BEGIN Listed records
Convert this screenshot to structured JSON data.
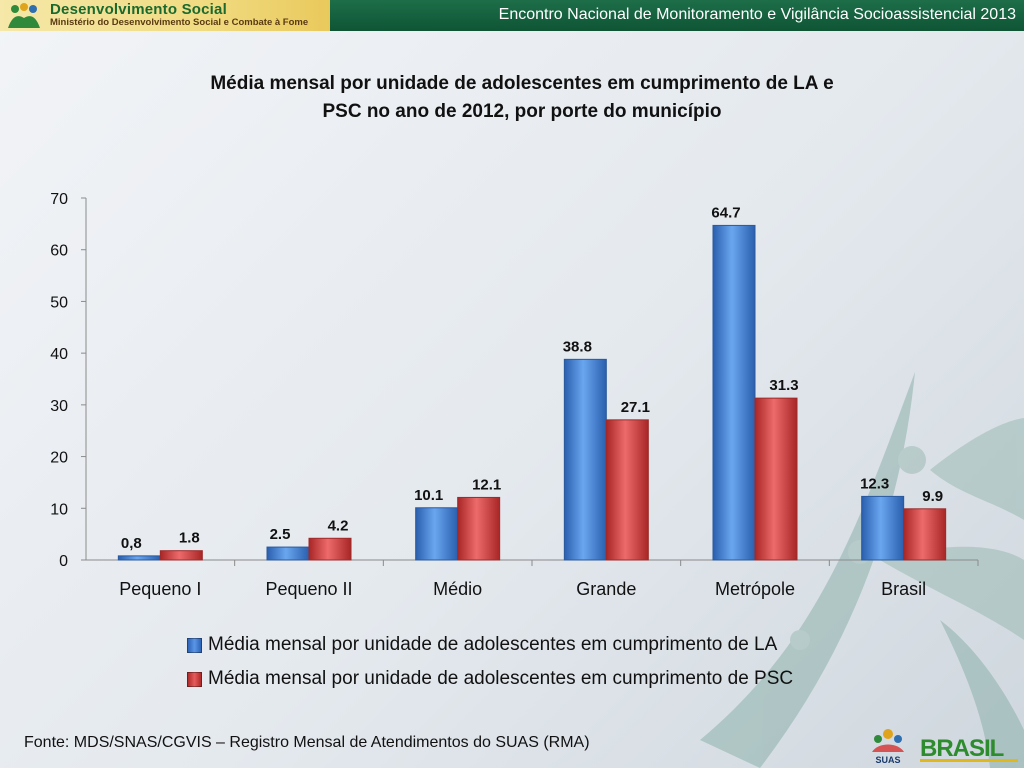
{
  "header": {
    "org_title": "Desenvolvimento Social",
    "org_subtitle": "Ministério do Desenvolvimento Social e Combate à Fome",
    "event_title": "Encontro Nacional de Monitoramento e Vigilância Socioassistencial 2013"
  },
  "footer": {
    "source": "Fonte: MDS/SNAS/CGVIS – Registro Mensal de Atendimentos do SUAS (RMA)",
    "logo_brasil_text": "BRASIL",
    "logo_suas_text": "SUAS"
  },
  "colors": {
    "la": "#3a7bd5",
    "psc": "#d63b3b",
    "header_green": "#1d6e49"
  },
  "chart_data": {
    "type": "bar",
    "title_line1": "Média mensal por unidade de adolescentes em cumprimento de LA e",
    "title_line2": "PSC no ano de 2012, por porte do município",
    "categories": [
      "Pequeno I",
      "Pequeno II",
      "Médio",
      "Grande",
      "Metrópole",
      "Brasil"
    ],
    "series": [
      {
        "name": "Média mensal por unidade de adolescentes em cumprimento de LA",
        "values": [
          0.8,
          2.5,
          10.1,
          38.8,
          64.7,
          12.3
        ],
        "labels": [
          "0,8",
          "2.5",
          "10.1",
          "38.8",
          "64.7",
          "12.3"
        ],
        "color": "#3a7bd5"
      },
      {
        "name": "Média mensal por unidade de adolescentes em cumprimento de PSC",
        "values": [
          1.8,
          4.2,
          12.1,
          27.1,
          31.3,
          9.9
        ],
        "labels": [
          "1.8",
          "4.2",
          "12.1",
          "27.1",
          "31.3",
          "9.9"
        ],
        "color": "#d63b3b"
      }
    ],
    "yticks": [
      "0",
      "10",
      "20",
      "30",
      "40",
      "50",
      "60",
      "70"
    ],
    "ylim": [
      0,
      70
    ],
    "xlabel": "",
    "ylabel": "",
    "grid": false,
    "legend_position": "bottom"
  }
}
END Listed records
Direction | Leave every image out, and retype the material exactly.

Expected answer |
Convert this screenshot to structured JSON data.
{
  "header": {
    "org_title": "Desenvolvimento Social",
    "org_subtitle": "Ministério do Desenvolvimento Social e Combate à Fome",
    "event_title": "Encontro Nacional de Monitoramento e Vigilância Socioassistencial 2013"
  },
  "footer": {
    "source": "Fonte: MDS/SNAS/CGVIS – Registro Mensal de Atendimentos do SUAS (RMA)",
    "logo_brasil_text": "BRASIL",
    "logo_suas_text": "SUAS"
  },
  "colors": {
    "la": "#3a7bd5",
    "psc": "#d63b3b",
    "header_green": "#1d6e49"
  },
  "chart_data": {
    "type": "bar",
    "title_line1": "Média mensal por unidade de adolescentes em cumprimento de LA e",
    "title_line2": "PSC no ano de 2012, por porte do município",
    "categories": [
      "Pequeno I",
      "Pequeno II",
      "Médio",
      "Grande",
      "Metrópole",
      "Brasil"
    ],
    "series": [
      {
        "name": "Média mensal por unidade de adolescentes em cumprimento de LA",
        "values": [
          0.8,
          2.5,
          10.1,
          38.8,
          64.7,
          12.3
        ],
        "labels": [
          "0,8",
          "2.5",
          "10.1",
          "38.8",
          "64.7",
          "12.3"
        ],
        "color": "#3a7bd5"
      },
      {
        "name": "Média mensal por unidade de adolescentes em cumprimento de PSC",
        "values": [
          1.8,
          4.2,
          12.1,
          27.1,
          31.3,
          9.9
        ],
        "labels": [
          "1.8",
          "4.2",
          "12.1",
          "27.1",
          "31.3",
          "9.9"
        ],
        "color": "#d63b3b"
      }
    ],
    "yticks": [
      "0",
      "10",
      "20",
      "30",
      "40",
      "50",
      "60",
      "70"
    ],
    "ylim": [
      0,
      70
    ],
    "xlabel": "",
    "ylabel": "",
    "grid": false,
    "legend_position": "bottom"
  }
}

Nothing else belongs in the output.